====== TEXTAUSZUG ======

Dass man die Sache mit der Tradition hier keinesfalls auf die leichte Schulter nahm, wurde bereits bei der Ankunft am Baufeld klar. Eine zehnköpfige Abordnung des Blasorchesters der Wiener Linien empfing die Gäste, bevor es 30 Meter in die Tiefe ging. Am Boden der Baugrube angekommen, ließen ein improvisierter Altar sowie zwei Geistliche (einmal katholisch, einmal evangelisch) ebenfalls keine Zweifel daran aufkommen, dass Tradition hier auch wirklich Tradition heißt.
Günter Steinbauer ist als langjähriger Geschäftsführer der Wiener Linien professioneller Bauherr, doch selbst er bekommt nach 13 Tunnelanstichen „immer noch Gänsehaut“, wie er verriet. Schließlich geht es um viel. Das Verkehrsnetz einer Stadt sei wie der Blutkreislauf des Menschen; beide stellten lebensnotwendige Infrastruktur dar, so Steinbauer.
Irdische Barbara
Der Vergleich mit der Medizin war freilich kein Zufall. Zur Tunnelpatin wurde nämlich Susanne Drapalik, Präsidentin des Samariterbundes Wien, erkoren. Und eine Tunnelpatin braucht es: Sie gilt für die Dauer der Bauarbeiten als irdische Vertreterin der heiligen Barbara, der Schutzpatronin der Bergleute. Wir erinnern uns: die Tradition.
Ihre Kernaufgaben – symbolischer Anstich des „Susanne-Tunnels“ und Transport einer Barbara-Statue in die dafür vorgesehene Vitrine – erledigte Drapalik ohne Tadel; bereits zuvor hatte sie bekannt gegeben, es sei ihr sowohl Ehre als auch Freude, diese Aufgabe übernehmen zu dürfen.
In weiterer Folge übernehmen natürlich die Profis und errichten vorerst die Tunnel im Stationsbereich. Vorab wurde das Erdreich bereits durch Vereisen stabilisiert. Ab sofort graben sich Bagger durch die Erde, abgesichert wird der Vortrieb mit Spritzbeton. Ab Sommer passiert dasselbe auch von der anderen, der Rathaus-Seite her.

====== ANGEZEIGTE DATEN ======

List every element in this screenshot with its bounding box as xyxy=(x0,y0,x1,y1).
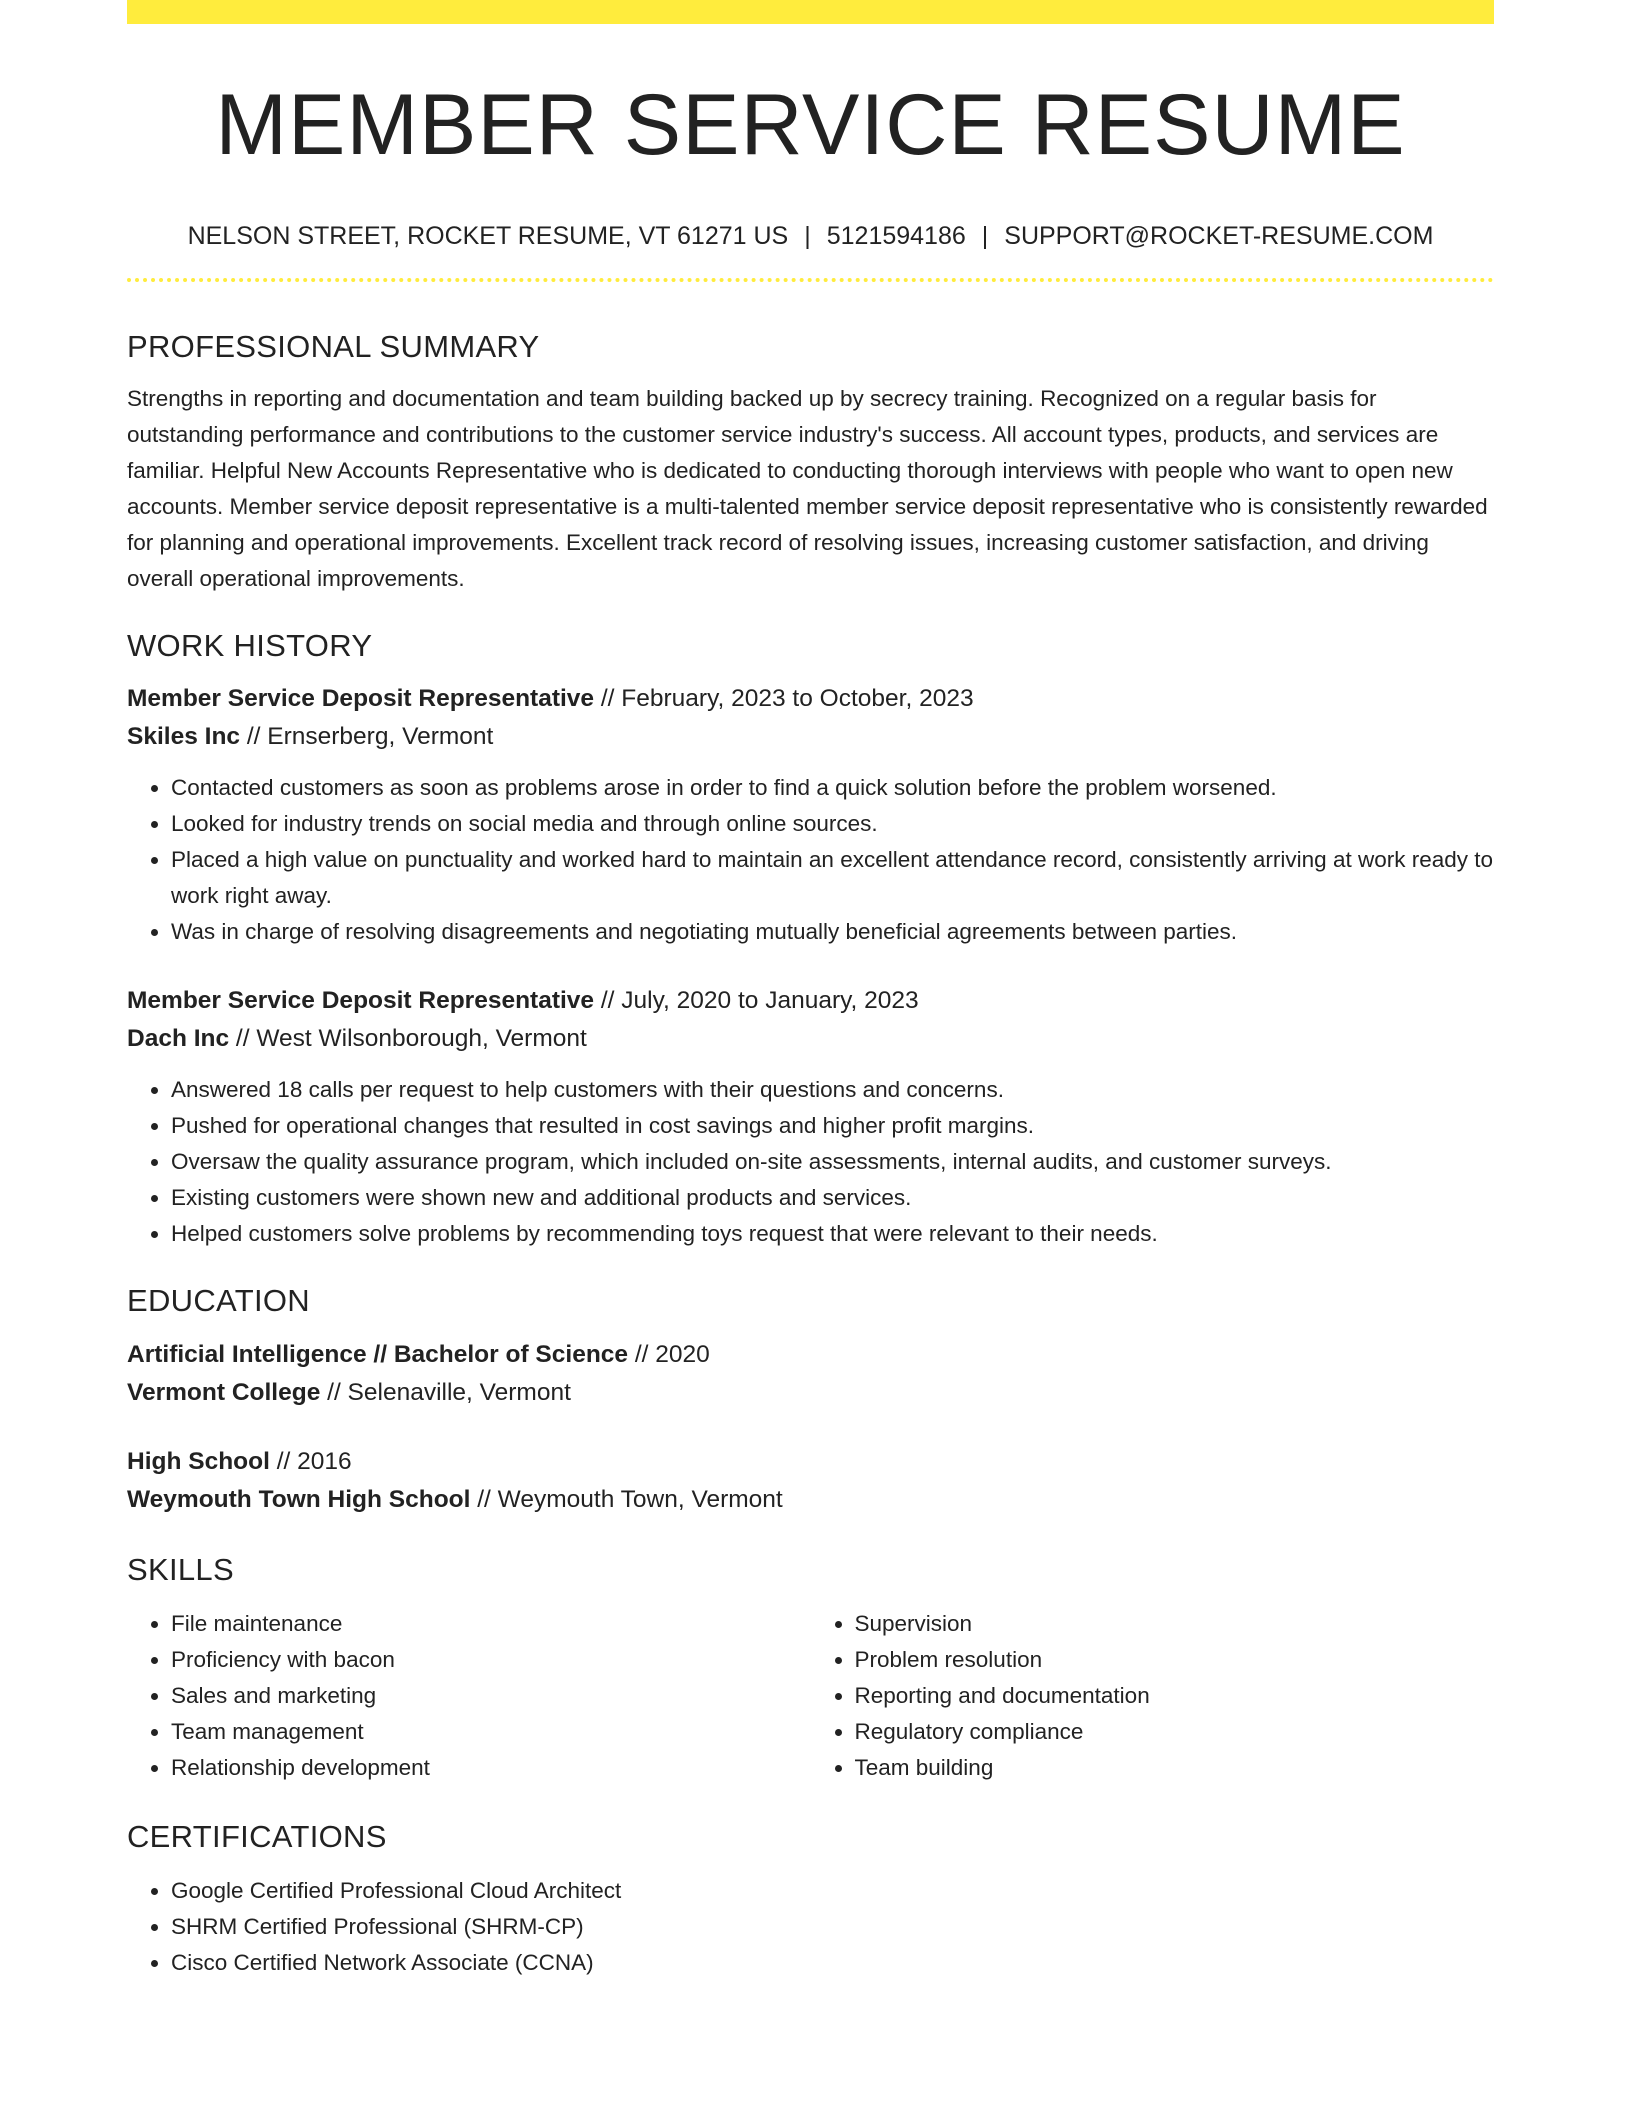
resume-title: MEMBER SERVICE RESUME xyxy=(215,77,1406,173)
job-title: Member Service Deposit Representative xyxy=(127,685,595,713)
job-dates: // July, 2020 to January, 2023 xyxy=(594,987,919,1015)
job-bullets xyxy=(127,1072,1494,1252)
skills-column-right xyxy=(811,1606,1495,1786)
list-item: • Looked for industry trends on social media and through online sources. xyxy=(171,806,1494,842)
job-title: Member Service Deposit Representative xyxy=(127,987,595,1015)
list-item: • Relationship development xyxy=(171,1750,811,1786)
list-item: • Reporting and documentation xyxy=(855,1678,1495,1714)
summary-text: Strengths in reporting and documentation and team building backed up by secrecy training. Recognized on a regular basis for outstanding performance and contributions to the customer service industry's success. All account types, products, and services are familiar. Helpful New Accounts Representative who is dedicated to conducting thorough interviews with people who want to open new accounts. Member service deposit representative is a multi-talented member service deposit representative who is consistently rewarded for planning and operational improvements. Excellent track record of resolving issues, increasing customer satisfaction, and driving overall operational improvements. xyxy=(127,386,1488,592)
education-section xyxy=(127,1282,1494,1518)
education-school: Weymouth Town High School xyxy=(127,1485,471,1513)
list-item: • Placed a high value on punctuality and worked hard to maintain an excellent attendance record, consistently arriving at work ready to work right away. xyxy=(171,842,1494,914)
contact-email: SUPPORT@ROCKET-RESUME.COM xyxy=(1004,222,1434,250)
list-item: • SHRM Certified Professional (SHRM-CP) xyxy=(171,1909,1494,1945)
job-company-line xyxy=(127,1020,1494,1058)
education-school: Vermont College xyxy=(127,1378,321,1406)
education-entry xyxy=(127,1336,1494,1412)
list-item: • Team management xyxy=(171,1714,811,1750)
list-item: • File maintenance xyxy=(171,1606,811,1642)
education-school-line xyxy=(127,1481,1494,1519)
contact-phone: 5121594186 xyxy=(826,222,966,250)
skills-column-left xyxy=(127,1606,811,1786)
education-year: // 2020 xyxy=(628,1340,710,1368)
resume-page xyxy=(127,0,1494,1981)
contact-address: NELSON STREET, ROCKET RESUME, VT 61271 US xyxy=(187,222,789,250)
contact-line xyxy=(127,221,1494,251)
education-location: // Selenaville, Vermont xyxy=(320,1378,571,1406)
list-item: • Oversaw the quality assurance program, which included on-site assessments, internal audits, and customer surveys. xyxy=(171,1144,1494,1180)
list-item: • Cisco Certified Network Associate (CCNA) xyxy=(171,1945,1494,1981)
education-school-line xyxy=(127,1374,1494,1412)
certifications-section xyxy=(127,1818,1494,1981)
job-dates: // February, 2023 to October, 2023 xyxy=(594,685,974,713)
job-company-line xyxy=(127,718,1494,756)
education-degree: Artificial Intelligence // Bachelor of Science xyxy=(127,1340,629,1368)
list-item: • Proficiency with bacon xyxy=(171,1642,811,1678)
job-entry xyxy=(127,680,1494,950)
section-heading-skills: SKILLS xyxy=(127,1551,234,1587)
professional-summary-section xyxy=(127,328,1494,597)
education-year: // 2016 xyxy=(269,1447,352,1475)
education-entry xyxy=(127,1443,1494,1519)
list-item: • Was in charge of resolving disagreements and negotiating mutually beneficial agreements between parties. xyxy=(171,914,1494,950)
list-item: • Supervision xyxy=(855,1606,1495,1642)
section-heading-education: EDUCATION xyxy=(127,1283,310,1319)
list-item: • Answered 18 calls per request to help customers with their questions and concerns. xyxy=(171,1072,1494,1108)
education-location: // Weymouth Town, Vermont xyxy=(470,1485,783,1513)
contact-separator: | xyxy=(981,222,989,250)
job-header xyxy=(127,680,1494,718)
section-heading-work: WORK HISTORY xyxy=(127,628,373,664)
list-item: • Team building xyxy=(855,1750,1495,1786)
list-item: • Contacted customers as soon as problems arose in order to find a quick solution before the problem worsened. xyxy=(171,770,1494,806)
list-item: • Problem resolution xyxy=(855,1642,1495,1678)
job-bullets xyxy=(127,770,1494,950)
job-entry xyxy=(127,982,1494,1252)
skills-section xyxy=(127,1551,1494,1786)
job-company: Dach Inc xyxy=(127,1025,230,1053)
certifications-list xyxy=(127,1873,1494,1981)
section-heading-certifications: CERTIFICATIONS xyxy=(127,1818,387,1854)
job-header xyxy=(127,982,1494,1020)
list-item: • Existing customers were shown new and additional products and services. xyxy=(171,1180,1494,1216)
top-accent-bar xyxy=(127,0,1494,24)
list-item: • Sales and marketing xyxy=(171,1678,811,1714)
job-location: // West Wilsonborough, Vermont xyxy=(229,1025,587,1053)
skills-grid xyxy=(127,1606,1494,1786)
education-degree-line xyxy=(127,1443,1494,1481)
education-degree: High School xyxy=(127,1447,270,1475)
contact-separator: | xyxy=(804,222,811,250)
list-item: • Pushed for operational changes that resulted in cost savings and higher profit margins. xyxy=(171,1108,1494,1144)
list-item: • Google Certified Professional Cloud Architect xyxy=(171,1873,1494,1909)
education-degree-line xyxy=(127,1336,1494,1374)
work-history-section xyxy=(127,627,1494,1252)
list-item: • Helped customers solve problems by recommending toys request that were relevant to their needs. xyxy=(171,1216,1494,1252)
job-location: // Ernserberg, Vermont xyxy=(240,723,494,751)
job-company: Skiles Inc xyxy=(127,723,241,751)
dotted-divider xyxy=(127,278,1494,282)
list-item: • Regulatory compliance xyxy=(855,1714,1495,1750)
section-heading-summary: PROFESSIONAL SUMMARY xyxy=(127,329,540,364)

======

*AUFGABEN*.
1 > Fasse den Textauszug in zwei Sätzen zusammen.
2 > Wiederhole den Abschnitt des Textauszugs von den Worten „Irdische Barbara“ bis einschließlich „uns: die Tradition.“ wortgetreu.
Die Datensätze haben mit dem Textauszug nichts zu tun.

*ERWARTETE ANTWORTEN*.
1 > Beim Baufeld der Wiener Linien wurde die Tradition mit einem Blasorchester, einem improvisierten Altar und zwei Geistlichen gepflegt, und Geschäftsführer Günter Steinbauer verglich das Verkehrsnetz einer Stadt mit dem Blutkreislauf des Menschen. Tunnelpatin Susanne Drapalik, Präsidentin des Samariterbundes Wien, nahm den symbolischen Anstich vor und brachte eine Barbara-Statue in ihre Vitrine, danach graben sich Bagger durch das zuvor vereiste Erdreich, abgesichert mit Spritzbeton.

2 >
Irdische Barbara
Der Vergleich mit der Medizin war freilich kein Zufall. Zur Tunnelpatin wurde nämlich Susanne Drapalik, Präsidentin des Samariterbundes Wien, erkoren. Und eine Tunnelpatin braucht es: Sie gilt für die Dauer der Bauarbeiten als irdische Vertreterin der heiligen Barbara, der Schutzpatronin der Bergleute. Wir erinnern uns: die Tradition.